◆ **What is needed**
Quote the full listing word for word.

[Stored entries]
================
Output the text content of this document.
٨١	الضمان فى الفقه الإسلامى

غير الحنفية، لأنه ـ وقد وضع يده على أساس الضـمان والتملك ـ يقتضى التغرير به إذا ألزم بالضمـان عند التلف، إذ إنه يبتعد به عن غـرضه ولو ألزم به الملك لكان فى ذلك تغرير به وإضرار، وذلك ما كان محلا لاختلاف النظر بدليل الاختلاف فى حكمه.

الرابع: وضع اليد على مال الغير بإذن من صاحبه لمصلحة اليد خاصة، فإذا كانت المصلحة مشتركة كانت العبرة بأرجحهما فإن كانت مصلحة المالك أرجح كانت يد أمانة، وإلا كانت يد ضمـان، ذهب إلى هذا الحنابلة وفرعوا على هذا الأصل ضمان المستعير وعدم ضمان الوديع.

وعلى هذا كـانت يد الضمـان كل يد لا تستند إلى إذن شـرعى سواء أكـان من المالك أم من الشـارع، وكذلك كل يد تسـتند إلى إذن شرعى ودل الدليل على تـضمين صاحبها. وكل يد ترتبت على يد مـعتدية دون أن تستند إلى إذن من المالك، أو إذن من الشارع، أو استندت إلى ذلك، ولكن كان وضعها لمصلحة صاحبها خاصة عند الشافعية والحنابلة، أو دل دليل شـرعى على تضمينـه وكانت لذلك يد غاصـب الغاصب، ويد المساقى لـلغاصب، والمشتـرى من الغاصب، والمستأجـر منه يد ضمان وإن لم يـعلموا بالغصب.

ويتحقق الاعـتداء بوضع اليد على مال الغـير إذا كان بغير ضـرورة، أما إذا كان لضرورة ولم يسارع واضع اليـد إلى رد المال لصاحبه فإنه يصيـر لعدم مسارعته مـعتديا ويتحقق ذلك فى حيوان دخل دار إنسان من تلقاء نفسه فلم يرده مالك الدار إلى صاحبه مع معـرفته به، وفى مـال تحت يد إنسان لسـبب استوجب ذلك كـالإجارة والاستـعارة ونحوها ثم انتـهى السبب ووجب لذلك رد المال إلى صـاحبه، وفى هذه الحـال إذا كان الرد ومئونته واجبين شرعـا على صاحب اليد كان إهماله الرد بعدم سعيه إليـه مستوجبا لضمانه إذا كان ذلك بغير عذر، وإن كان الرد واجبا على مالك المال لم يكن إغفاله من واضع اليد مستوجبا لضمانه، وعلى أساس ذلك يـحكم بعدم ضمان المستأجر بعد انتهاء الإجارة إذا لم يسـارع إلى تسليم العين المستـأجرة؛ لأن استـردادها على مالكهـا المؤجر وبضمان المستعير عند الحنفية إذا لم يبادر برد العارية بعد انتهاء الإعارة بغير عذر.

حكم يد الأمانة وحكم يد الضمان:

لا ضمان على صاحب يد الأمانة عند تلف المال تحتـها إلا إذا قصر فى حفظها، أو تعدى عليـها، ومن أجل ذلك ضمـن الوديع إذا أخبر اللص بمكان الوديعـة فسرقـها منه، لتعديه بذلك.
================
◆ **Solved problem**
Output the text content of this document.
٨١	الضمان فى الفقه الإسلامى

غير الحنفية، لأنه ـ وقد وضع يده على أساس الضـمان والتملك ـ يقتضى التغرير به إذا ألزم بالضمـان عند التلف، إذ إنه يبتعد به عن غـرضه ولو ألزم به الملك لكان فى ذلك تغرير به وإضرار، وذلك ما كان محلا لاختلاف النظر بدليل الاختلاف فى حكمه.

الرابع: وضع اليد على مال الغير بإذن من صاحبه لمصلحة اليد خاصة، فإذا كانت المصلحة مشتركة كانت العبرة بأرجحهما فإن كانت مصلحة المالك أرجح كانت يد أمانة، وإلا كانت يد ضمـان، ذهب إلى هذا الحنابلة وفرعوا على هذا الأصل ضمان المستعير وعدم ضمان الوديع.

وعلى هذا كـانت يد الضمـان كل يد لا تستند إلى إذن شـرعى سواء أكـان من المالك أم من الشـارع، وكذلك كل يد تسـتند إلى إذن شرعى ودل الدليل على تـضمين صاحبها. وكل يد ترتبت على يد مـعتدية دون أن تستند إلى إذن من المالك، أو إذن من الشارع، أو استندت إلى ذلك، ولكن كان وضعها لمصلحة صاحبها خاصة عند الشافعية والحنابلة، أو دل دليل شـرعى على تضمينـه وكانت لذلك يد غاصـب الغاصب، ويد المساقى لـلغاصب، والمشتـرى من الغاصب، والمستأجـر منه يد ضمان وإن لم يـعلموا بالغصب.

ويتحقق الاعـتداء بوضع اليد على مال الغـير إذا كان بغير ضـرورة، أما إذا كان لضرورة ولم يسارع واضع اليـد إلى رد المال لصاحبه فإنه يصيـر لعدم مسارعته مـعتديا ويتحقق ذلك فى حيوان دخل دار إنسان من تلقاء نفسه فلم يرده مالك الدار إلى صاحبه مع معـرفته به، وفى مـال تحت يد إنسان لسـبب استوجب ذلك كـالإجارة والاستـعارة ونحوها ثم انتـهى السبب ووجب لذلك رد المال إلى صـاحبه، وفى هذه الحـال إذا كان الرد ومئونته واجبين شرعـا على صاحب اليد كان إهماله الرد بعدم سعيه إليـه مستوجبا لضمانه إذا كان ذلك بغير عذر، وإن كان الرد واجبا على مالك المال لم يكن إغفاله من واضع اليد مستوجبا لضمانه، وعلى أساس ذلك يـحكم بعدم ضمان المستأجر بعد انتهاء الإجارة إذا لم يسـارع إلى تسليم العين المستـأجرة؛ لأن استـردادها على مالكهـا المؤجر وبضمان المستعير عند الحنفية إذا لم يبادر برد العارية بعد انتهاء الإعارة بغير عذر.

حكم يد الأمانة وحكم يد الضمان:

لا ضمان على صاحب يد الأمانة عند تلف المال تحتـها إلا إذا قصر فى حفظها، أو تعدى عليـها، ومن أجل ذلك ضمـن الوديع إذا أخبر اللص بمكان الوديعـة فسرقـها منه، لتعديه بذلك.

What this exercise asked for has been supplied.